▼▼▼
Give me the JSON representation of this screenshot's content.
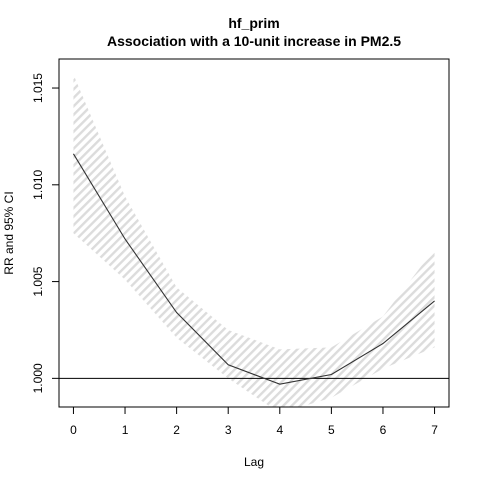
{
  "chart_data": {
    "type": "line",
    "title": "hf_prim",
    "subtitle": "Association with a 10-unit increase in PM2.5",
    "xlabel": "Lag",
    "ylabel": "RR and 95% CI",
    "xlim": [
      -0.28,
      7.28
    ],
    "ylim": [
      0.99852,
      1.0165
    ],
    "x_ticks": [
      "0",
      "1",
      "2",
      "3",
      "4",
      "5",
      "6",
      "7"
    ],
    "y_ticks": [
      "1.000",
      "1.005",
      "1.010",
      "1.015"
    ],
    "grid": false,
    "reference_line": 1.0,
    "ci_style": "hatched",
    "series": [
      {
        "x": [
          0,
          1,
          2,
          3,
          4,
          5,
          6,
          7
        ],
        "values": [
          1.0116,
          1.0072,
          1.0034,
          1.0007,
          0.9997,
          1.0002,
          1.0018,
          1.004
        ],
        "ci_lower": [
          1.0075,
          1.0051,
          1.0021,
          1.0,
          0.9982,
          0.999,
          1.0005,
          1.0016
        ],
        "ci_upper": [
          1.0157,
          1.0094,
          1.0047,
          1.0025,
          1.0015,
          1.0016,
          1.0032,
          1.0067
        ]
      }
    ]
  }
}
▲▲▲
• PROBLEM DETAILS: All of the material above is to be copied exactly, except for its images.

• OUTPUT OF THE TASK:
Give me the JSON representation of this screenshot's content.
{
  "chart_data": {
    "type": "line",
    "title": "hf_prim",
    "subtitle": "Association with a 10-unit increase in PM2.5",
    "xlabel": "Lag",
    "ylabel": "RR and 95% CI",
    "xlim": [
      -0.28,
      7.28
    ],
    "ylim": [
      0.99852,
      1.0165
    ],
    "x_ticks": [
      "0",
      "1",
      "2",
      "3",
      "4",
      "5",
      "6",
      "7"
    ],
    "y_ticks": [
      "1.000",
      "1.005",
      "1.010",
      "1.015"
    ],
    "grid": false,
    "reference_line": 1.0,
    "ci_style": "hatched",
    "series": [
      {
        "x": [
          0,
          1,
          2,
          3,
          4,
          5,
          6,
          7
        ],
        "values": [
          1.0116,
          1.0072,
          1.0034,
          1.0007,
          0.9997,
          1.0002,
          1.0018,
          1.004
        ],
        "ci_lower": [
          1.0075,
          1.0051,
          1.0021,
          1.0,
          0.9982,
          0.999,
          1.0005,
          1.0016
        ],
        "ci_upper": [
          1.0157,
          1.0094,
          1.0047,
          1.0025,
          1.0015,
          1.0016,
          1.0032,
          1.0067
        ]
      }
    ]
  }
}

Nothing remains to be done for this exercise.